WHAT YOU WILL DO: Copy out each of the items below line for line, keeping every character unchanged.

══════════

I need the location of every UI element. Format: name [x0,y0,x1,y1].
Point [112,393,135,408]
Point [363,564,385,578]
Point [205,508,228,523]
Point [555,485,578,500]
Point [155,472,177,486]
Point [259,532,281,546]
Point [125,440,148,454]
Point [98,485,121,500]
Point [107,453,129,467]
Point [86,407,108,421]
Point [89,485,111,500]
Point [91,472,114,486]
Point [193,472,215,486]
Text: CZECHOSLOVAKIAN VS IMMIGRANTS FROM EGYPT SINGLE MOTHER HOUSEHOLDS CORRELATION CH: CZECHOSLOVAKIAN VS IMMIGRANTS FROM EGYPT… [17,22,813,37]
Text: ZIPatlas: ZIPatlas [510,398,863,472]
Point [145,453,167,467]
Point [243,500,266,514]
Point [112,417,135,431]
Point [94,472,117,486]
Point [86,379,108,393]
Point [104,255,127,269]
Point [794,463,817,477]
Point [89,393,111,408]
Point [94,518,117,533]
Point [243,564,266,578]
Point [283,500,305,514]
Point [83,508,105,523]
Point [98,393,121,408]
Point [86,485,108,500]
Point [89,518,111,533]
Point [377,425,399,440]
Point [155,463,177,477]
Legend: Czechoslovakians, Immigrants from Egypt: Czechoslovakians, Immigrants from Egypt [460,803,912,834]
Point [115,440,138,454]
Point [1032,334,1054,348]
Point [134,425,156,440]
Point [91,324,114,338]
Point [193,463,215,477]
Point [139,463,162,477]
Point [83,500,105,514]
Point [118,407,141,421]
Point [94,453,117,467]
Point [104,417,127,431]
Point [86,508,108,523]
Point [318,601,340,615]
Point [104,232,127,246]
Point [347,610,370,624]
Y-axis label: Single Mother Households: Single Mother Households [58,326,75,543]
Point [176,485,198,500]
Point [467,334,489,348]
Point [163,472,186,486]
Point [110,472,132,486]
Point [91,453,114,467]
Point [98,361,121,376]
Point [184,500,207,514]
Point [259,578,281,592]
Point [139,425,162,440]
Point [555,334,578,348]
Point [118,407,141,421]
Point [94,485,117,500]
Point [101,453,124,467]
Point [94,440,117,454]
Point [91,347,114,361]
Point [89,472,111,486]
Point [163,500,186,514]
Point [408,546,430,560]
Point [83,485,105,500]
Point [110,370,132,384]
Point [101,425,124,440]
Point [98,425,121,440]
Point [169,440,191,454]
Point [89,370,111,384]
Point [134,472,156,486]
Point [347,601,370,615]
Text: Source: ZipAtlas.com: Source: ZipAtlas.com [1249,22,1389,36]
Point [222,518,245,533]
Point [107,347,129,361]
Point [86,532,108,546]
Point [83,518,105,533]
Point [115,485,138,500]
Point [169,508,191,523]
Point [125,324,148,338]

══════════

EXERCISE ANSWER:
I need the location of every UI element. Format: name [x0,y0,x1,y1].
Point [112,393,135,408]
Point [363,564,385,578]
Point [205,508,228,523]
Point [555,485,578,500]
Point [155,472,177,486]
Point [259,532,281,546]
Point [125,440,148,454]
Point [98,485,121,500]
Point [107,453,129,467]
Point [86,407,108,421]
Point [89,485,111,500]
Point [91,472,114,486]
Point [193,472,215,486]
Text: CZECHOSLOVAKIAN VS IMMIGRANTS FROM EGYPT SINGLE MOTHER HOUSEHOLDS CORRELATION CH: CZECHOSLOVAKIAN VS IMMIGRANTS FROM EGYPT… [17,22,813,37]
Text: ZIPatlas: ZIPatlas [510,398,863,472]
Point [145,453,167,467]
Point [243,500,266,514]
Point [112,417,135,431]
Point [94,472,117,486]
Point [86,379,108,393]
Point [104,255,127,269]
Point [794,463,817,477]
Point [89,393,111,408]
Point [94,518,117,533]
Point [243,564,266,578]
Point [283,500,305,514]
Point [83,508,105,523]
Point [98,393,121,408]
Point [86,485,108,500]
Point [89,518,111,533]
Point [377,425,399,440]
Point [155,463,177,477]
Legend: Czechoslovakians, Immigrants from Egypt: Czechoslovakians, Immigrants from Egypt [460,803,912,834]
Point [115,440,138,454]
Point [1032,334,1054,348]
Point [134,425,156,440]
Point [91,324,114,338]
Point [193,463,215,477]
Point [139,463,162,477]
Point [83,500,105,514]
Point [118,407,141,421]
Point [94,453,117,467]
Point [104,417,127,431]
Point [86,508,108,523]
Point [318,601,340,615]
Point [104,232,127,246]
Point [347,610,370,624]
Y-axis label: Single Mother Households: Single Mother Households [58,326,75,543]
Point [176,485,198,500]
Point [467,334,489,348]
Point [163,472,186,486]
Point [110,472,132,486]
Point [91,453,114,467]
Point [98,361,121,376]
Point [184,500,207,514]
Point [259,578,281,592]
Point [139,425,162,440]
Point [555,334,578,348]
Point [118,407,141,421]
Point [94,485,117,500]
Point [101,453,124,467]
Point [94,440,117,454]
Point [91,347,114,361]
Point [89,472,111,486]
Point [163,500,186,514]
Point [408,546,430,560]
Point [83,485,105,500]
Point [110,370,132,384]
Point [101,425,124,440]
Point [98,425,121,440]
Point [169,440,191,454]
Point [89,370,111,384]
Point [134,472,156,486]
Point [347,601,370,615]
Text: Source: ZipAtlas.com: Source: ZipAtlas.com [1249,22,1389,36]
Point [222,518,245,533]
Point [107,347,129,361]
Point [86,532,108,546]
Point [83,518,105,533]
Point [115,485,138,500]
Point [169,508,191,523]
Point [125,324,148,338]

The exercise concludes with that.